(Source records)
++++++
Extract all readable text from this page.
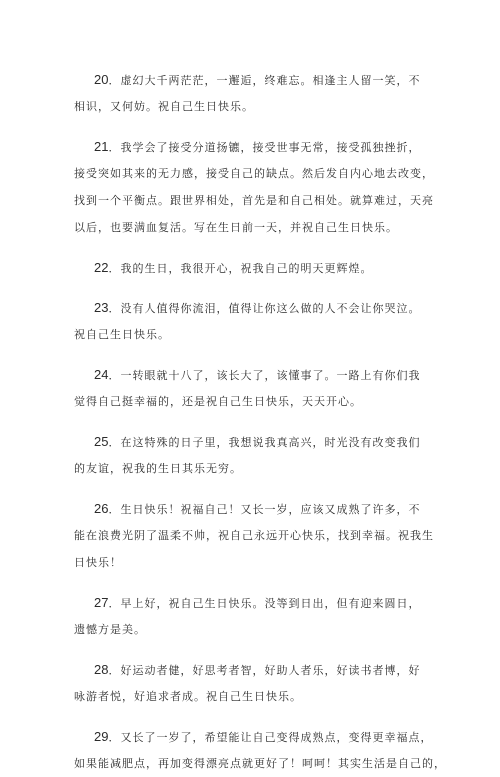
20．虚幻大千两茫茫，一邂逅，终难忘。相逢主人留一笑，不
相识，又何妨。祝自己生日快乐。
21．我学会了接受分道扬镳，接受世事无常，接受孤独挫折，
接受突如其来的无力感，接受自己的缺点。然后发自内心地去改变，
找到一个平衡点。跟世界相处，首先是和自己相处。就算难过，天亮
以后，也要满血复活。写在生日前一天，并祝自己生日快乐。
22．我的生日，我很开心，祝我自己的明天更辉煌。
23．没有人值得你流泪，值得让你这么做的人不会让你哭泣。
祝自己生日快乐。
24．一转眼就十八了，该长大了，该懂事了。一路上有你们我
觉得自己挺幸福的，还是祝自己生日快乐，天天开心。
25．在这特殊的日子里，我想说我真高兴，时光没有改变我们
的友谊，祝我的生日其乐无穷。
26．生日快乐！祝福自己！又长一岁，应该又成熟了许多，不
能在浪费光阴了温柔不帅，祝自己永远开心快乐，找到幸福。祝我生
日快乐！
27．早上好，祝自己生日快乐。没等到日出，但有迎来圆日，
遗憾方是美。
28．好运动者健，好思考者智，好助人者乐，好读书者博，好
咏游者悦，好追求者成。祝自己生日快乐。
29．又长了一岁了，希望能让自己变得成熟点，变得更幸福点，
如果能减肥点，再加变得漂亮点就更好了！呵呵！其实生活是自己的，
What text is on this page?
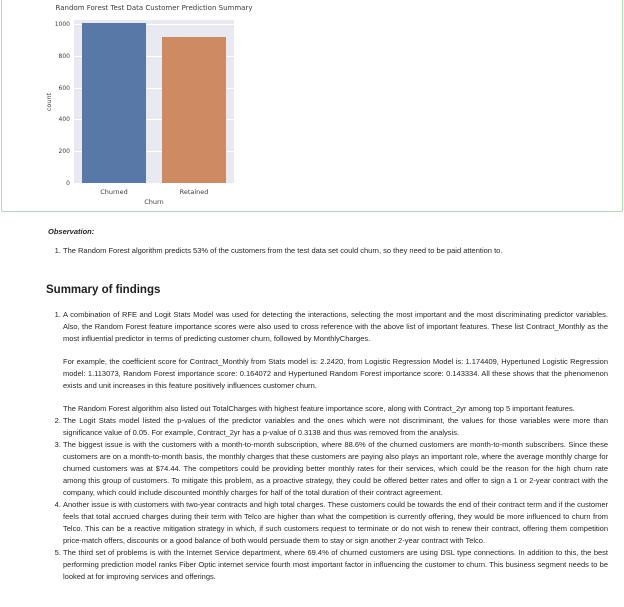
Random Forest Test Data Customer Prediction Summary
count
Churn
0
200
400
600
800
1000
Churned	Retained
Observation:
1. The Random Forest algorithm predicts 53% of the customers from the test data set could churn, so they need to be paid attention to.
Summary of findings
1. A combination of RFE and Logit Stats Model was used for detecting the interactions, selecting the most important and the most discriminating predictor variables. Also, the Random Forest feature importance scores were also used to cross reference with the above list of important features. These list Contract_Monthly as the most influential predictor in terms of predicting customer churn, followed by MonthlyCharges.
For example, the coefficient score for Contract_Monthly from Stats model is: 2.2420, from Logistic Regression Model is: 1.174409, Hypertuned Logistic Regression model: 1.113073, Random Forest importance score: 0.164072 and Hypertuned Random Forest importance score: 0.143334. All these shows that the phenomenon exists and unit increases in this feature positively influences customer churn.
The Random Forest algorithm also listed out TotalCharges with highest feature importance score, along with Contract_2yr among top 5 important features.
2. The Logit Stats model listed the p-values of the predictor variables and the ones which were not discriminant, the values for those variables were more than significance value of 0.05. For example, Contract_2yr has a p-value of 0.3138 and thus was removed from the analysis.
3. The biggest issue is with the customers with a month-to-month subscription, where 88.6% of the churned customers are month-to-month subscribers. Since these customers are on a month-to-month basis, the monthly charges that these customers are paying also plays an important role, where the average monthly charge for churned customers was at $74.44. The competitors could be providing better monthly rates for their services, which could be the reason for the high churn rate among this group of customers. To mitigate this problem, as a proactive strategy, they could be offered better rates and offer to sign a 1 or 2-year contract with the company, which could include discounted monthly charges for half of the total duration of their contract agreement.
4. Another issue is with customers with two-year contracts and high total charges. These customers could be towards the end of their contract term and if the customer feels that total accrued charges during their term with Telco are higher than what the competition is currently offering, they would be more influenced to churn from Telco. This can be a reactive mitigation strategy in which, if such customers request to terminate or do not wish to renew their contract, offering them competition price-match offers, discounts or a good balance of both would persuade them to stay or sign another 2-year contract with Telco.
5. The third set of problems is with the Internet Service department, where 69.4% of churned customers are using DSL type connections. In addition to this, the best performing prediction model ranks Fiber Optic internet service fourth most important factor in influencing the customer to churn. This business segment needs to be looked at for improving services and offerings.
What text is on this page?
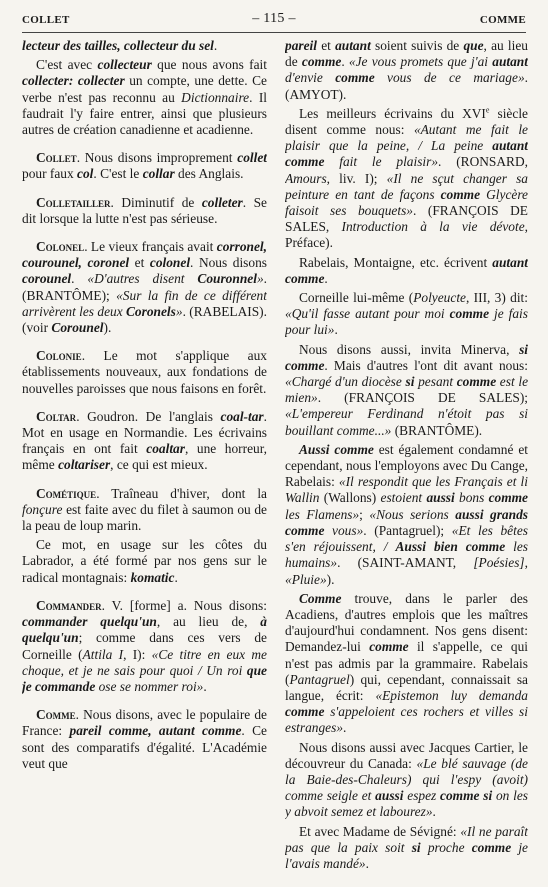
COLLET	– 115 –	COMME

lecteur des tailles, collecteur du sel.

C'est avec collecteur que nous avons fait collecter: collecter un compte, une dette. Ce verbe n'est pas reconnu au Dictionnaire. Il faudrait l'y faire entrer, ainsi que plusieurs autres de création canadienne et acadienne.

Collet. Nous disons improprement collet pour faux col. C'est le collar des Anglais.

Colletailler. Diminutif de colleter. Se dit lorsque la lutte n'est pas sérieuse.

Colonel. Le vieux français avait corronel, courounel, coronel et colonel. Nous disons corounel. «D'autres disent Couronnel». (BRANTÔME); «Sur la fin de ce différent arrivèrent les deux Coronels». (RABELAIS). (voir Corounel).

Colonie. Le mot s'applique aux établissements nouveaux, aux fondations de nouvelles paroisses que nous faisons en forêt.

Coltar. Goudron. De l'anglais coal-tar. Mot en usage en Normandie. Les écrivains français en ont fait coaltar, une horreur, même coltariser, ce qui est mieux.

Cométique. Traîneau d'hiver, dont la fonçure est faite avec du filet à saumon ou de la peau de loup marin.

Ce mot, en usage sur les côtes du Labrador, a été formé par nos gens sur le radical montagnais: komatic.

Commander. V. [forme] a. Nous disons: commander quelqu'un, au lieu de, à quelqu'un; comme dans ces vers de Corneille (Attila I, I): «Ce titre en eux me choque, et je ne sais pour quoi / Un roi que je commande ose se nommer roi».

Comme. Nous disons, avec le populaire de France: pareil comme, autant comme. Ce sont des comparatifs d'égalité. L'Académie veut que

pareil et autant soient suivis de que, au lieu de comme. «Je vous promets que j'ai autant d'envie comme vous de ce mariage». (AMYOT).

Les meilleurs écrivains du XVIe siècle disent comme nous: «Autant me fait le plaisir que la peine, / La peine autant comme fait le plaisir». (RONSARD, Amours, liv. I); «Il ne sçut changer sa peinture en tant de façons comme Glycère faisoit ses bouquets». (FRANÇOIS DE SALES, Introduction à la vie dévote, Préface).

Rabelais, Montaigne, etc. écrivent autant comme.

Corneille lui-même (Polyeucte, III, 3) dit: «Qu'il fasse autant pour moi comme je fais pour lui».

Nous disons aussi, invita Minerva, si comme. Mais d'autres l'ont dit avant nous: «Chargé d'un diocèse si pesant comme est le mien». (FRANÇOIS DE SALES); «L'empereur Ferdinand n'étoit pas si bouillant comme...» (BRANTÔME).

Aussi comme est également condamné et cependant, nous l'employons avec Du Cange, Rabelais: «Il respondit que les Français et li Wallin (Wallons) estoient aussi bons comme les Flamens»; «Nous serions aussi grands comme vous». (Pantagruel); «Et les bêtes s'en réjouissent, / Aussi bien comme les humains». (SAINT-AMANT, [Poésies], «Pluie»).

Comme trouve, dans le parler des Acadiens, d'autres emplois que les maîtres d'aujourd'hui condamnent. Nos gens disent: Demandez-lui comme il s'appelle, ce qui n'est pas admis par la grammaire. Rabelais (Pantagruel) qui, cependant, connaissait sa langue, écrit: «Epistemon luy demanda comme s'appeloient ces rochers et villes si estranges».

Nous disons aussi avec Jacques Cartier, le découvreur du Canada: «Le blé sauvage (de la Baie-des-Chaleurs) qui l'espy (avoit) comme seigle et aussi espez comme si on les y abvoit semez et labourez».

Et avec Madame de Sévigné: «Il ne paraît pas que la paix soit si proche comme je l'avais mandé».
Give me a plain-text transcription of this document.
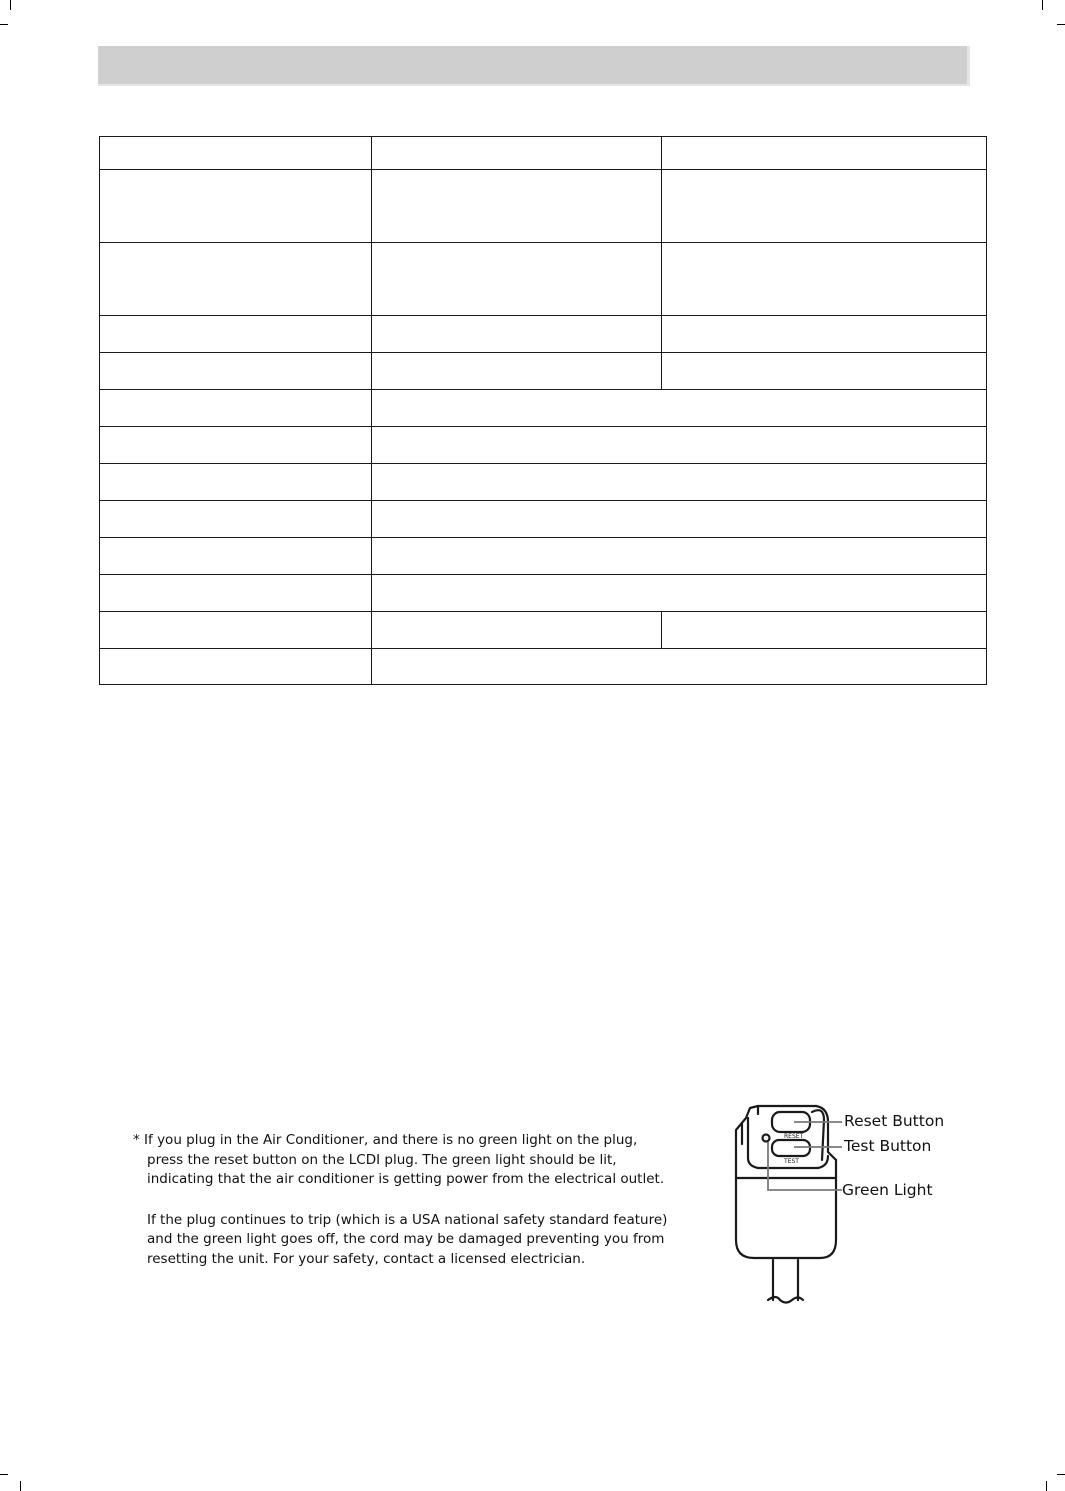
* If you plug in the Air Conditioner, and there is no green light on the plug,
press the reset button on the LCDI plug. The green light should be lit,
indicating that the air conditioner is getting power from the electrical outlet.
If the plug continues to trip (which is a USA national safety standard feature)
and the green light goes off, the cord may be damaged preventing you from
resetting the unit. For your safety, contact a licensed electrician.
RESET
TEST
Reset Button
Test Button
Green Light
++++++
Show every line from the entries above in which the word "algorithm" appears.

1. The Random Forest algorithm predicts 53% of the customers from the test data set could churn, so they need to be paid attention to.
The Random Forest algorithm also listed out TotalCharges with highest feature importance score, along with Contract_2yr among top 5 important features.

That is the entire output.